RECORD EXCERPTS:
________

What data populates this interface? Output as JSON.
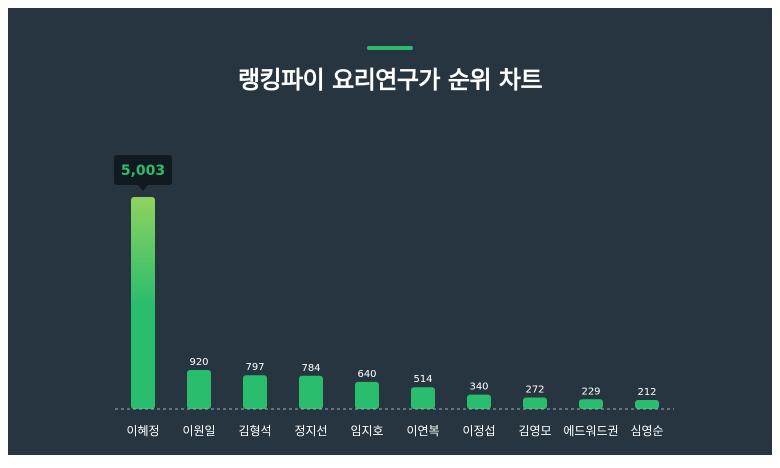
{
  "title": "랭킹파이 요리연구가 순위 차트",
  "colors": {
    "background": "#263540",
    "accent": "#2bbd6e",
    "bar_top_highlight": "#8fd35f",
    "tooltip_bg": "#101a20",
    "tooltip_text": "#2bbd6e",
    "label_text": "#ffffff"
  },
  "chart_data": {
    "type": "bar",
    "title": "랭킹파이 요리연구가 순위 차트",
    "xlabel": "",
    "ylabel": "",
    "grid": false,
    "categories": [
      "이혜정",
      "이원일",
      "김형석",
      "정지선",
      "임지호",
      "이연복",
      "이정섭",
      "김영모",
      "에드워드권",
      "심영순"
    ],
    "values": [
      5003,
      920,
      797,
      784,
      640,
      514,
      340,
      272,
      229,
      212
    ],
    "value_labels": [
      "5,003",
      "920",
      "797",
      "784",
      "640",
      "514",
      "340",
      "272",
      "229",
      "212"
    ],
    "highlight": {
      "category": "이혜정",
      "label": "5,003"
    },
    "ylim": [
      0,
      5003
    ]
  }
}
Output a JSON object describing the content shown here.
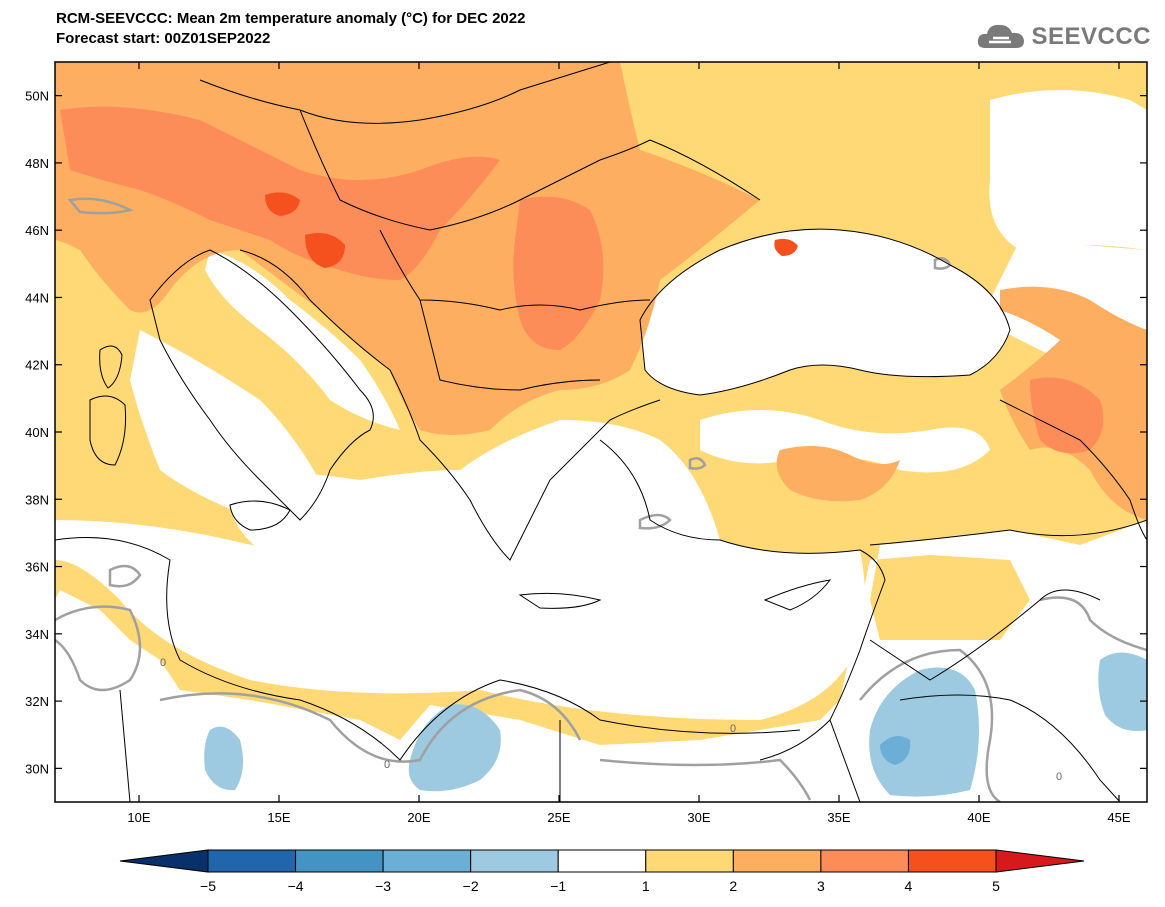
{
  "header": {
    "title": "RCM-SEEVCCC: Mean 2m temperature anomaly (°C) for DEC 2022",
    "subtitle": "Forecast start: 00Z01SEP2022"
  },
  "logo": {
    "text": "SEEVCCC",
    "icon": "cloud-icon"
  },
  "map": {
    "lat_labels": [
      "50N",
      "48N",
      "46N",
      "44N",
      "42N",
      "40N",
      "38N",
      "36N",
      "34N",
      "32N",
      "30N"
    ],
    "lat_values": [
      50,
      48,
      46,
      44,
      42,
      40,
      38,
      36,
      34,
      32,
      30
    ],
    "lon_labels": [
      "10E",
      "15E",
      "20E",
      "25E",
      "30E",
      "35E",
      "40E",
      "45E"
    ],
    "lon_values": [
      10,
      15,
      20,
      25,
      30,
      35,
      40,
      45
    ],
    "lon_range": [
      7,
      46
    ],
    "lat_range": [
      29,
      51
    ],
    "contour_labels": [
      "0",
      "0",
      "0",
      "0"
    ]
  },
  "colorbar": {
    "labels": [
      "−5",
      "−4",
      "−3",
      "−2",
      "−1",
      "1",
      "2",
      "3",
      "4",
      "5"
    ],
    "colors": [
      "#08306b",
      "#2166ac",
      "#4393c3",
      "#6baed6",
      "#9ecae1",
      "#ffffff",
      "#fed976",
      "#fdae61",
      "#fc8d59",
      "#f4511e",
      "#d7191c"
    ]
  },
  "palette": {
    "ocean": "#ffffff",
    "anom_1_2": "#fed976",
    "anom_2_3": "#fdae61",
    "anom_3_4": "#fc8d59",
    "anom_4_5": "#f4511e",
    "anom_neg": "#9ecae1",
    "anom_neg2": "#6baed6"
  }
}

________

EXERCISE GOAL: Every record is to be reproduced exactly, with no pictures included.

RESPONSE TO THIS TASK:
What data populates this interface? Output as JSON.
{
  "title": "랭킹파이 요리연구가 순위 차트",
  "colors": {
    "background": "#263540",
    "accent": "#2bbd6e",
    "bar_top_highlight": "#8fd35f",
    "tooltip_bg": "#101a20",
    "tooltip_text": "#2bbd6e",
    "label_text": "#ffffff"
  },
  "chart_data": {
    "type": "bar",
    "title": "랭킹파이 요리연구가 순위 차트",
    "xlabel": "",
    "ylabel": "",
    "grid": false,
    "categories": [
      "이혜정",
      "이원일",
      "김형석",
      "정지선",
      "임지호",
      "이연복",
      "이정섭",
      "김영모",
      "에드워드권",
      "심영순"
    ],
    "values": [
      5003,
      920,
      797,
      784,
      640,
      514,
      340,
      272,
      229,
      212
    ],
    "value_labels": [
      "5,003",
      "920",
      "797",
      "784",
      "640",
      "514",
      "340",
      "272",
      "229",
      "212"
    ],
    "highlight": {
      "category": "이혜정",
      "label": "5,003"
    },
    "ylim": [
      0,
      5003
    ]
  }
}
Output a JSON object describing the content shown here.
{
  "header": {
    "title": "RCM-SEEVCCC: Mean 2m temperature anomaly (°C) for DEC 2022",
    "subtitle": "Forecast start: 00Z01SEP2022"
  },
  "logo": {
    "text": "SEEVCCC",
    "icon": "cloud-icon"
  },
  "map": {
    "lat_labels": [
      "50N",
      "48N",
      "46N",
      "44N",
      "42N",
      "40N",
      "38N",
      "36N",
      "34N",
      "32N",
      "30N"
    ],
    "lat_values": [
      50,
      48,
      46,
      44,
      42,
      40,
      38,
      36,
      34,
      32,
      30
    ],
    "lon_labels": [
      "10E",
      "15E",
      "20E",
      "25E",
      "30E",
      "35E",
      "40E",
      "45E"
    ],
    "lon_values": [
      10,
      15,
      20,
      25,
      30,
      35,
      40,
      45
    ],
    "lon_range": [
      7,
      46
    ],
    "lat_range": [
      29,
      51
    ],
    "contour_labels": [
      "0",
      "0",
      "0",
      "0"
    ]
  },
  "colorbar": {
    "labels": [
      "−5",
      "−4",
      "−3",
      "−2",
      "−1",
      "1",
      "2",
      "3",
      "4",
      "5"
    ],
    "colors": [
      "#08306b",
      "#2166ac",
      "#4393c3",
      "#6baed6",
      "#9ecae1",
      "#ffffff",
      "#fed976",
      "#fdae61",
      "#fc8d59",
      "#f4511e",
      "#d7191c"
    ]
  },
  "palette": {
    "ocean": "#ffffff",
    "anom_1_2": "#fed976",
    "anom_2_3": "#fdae61",
    "anom_3_4": "#fc8d59",
    "anom_4_5": "#f4511e",
    "anom_neg": "#9ecae1",
    "anom_neg2": "#6baed6"
  }
}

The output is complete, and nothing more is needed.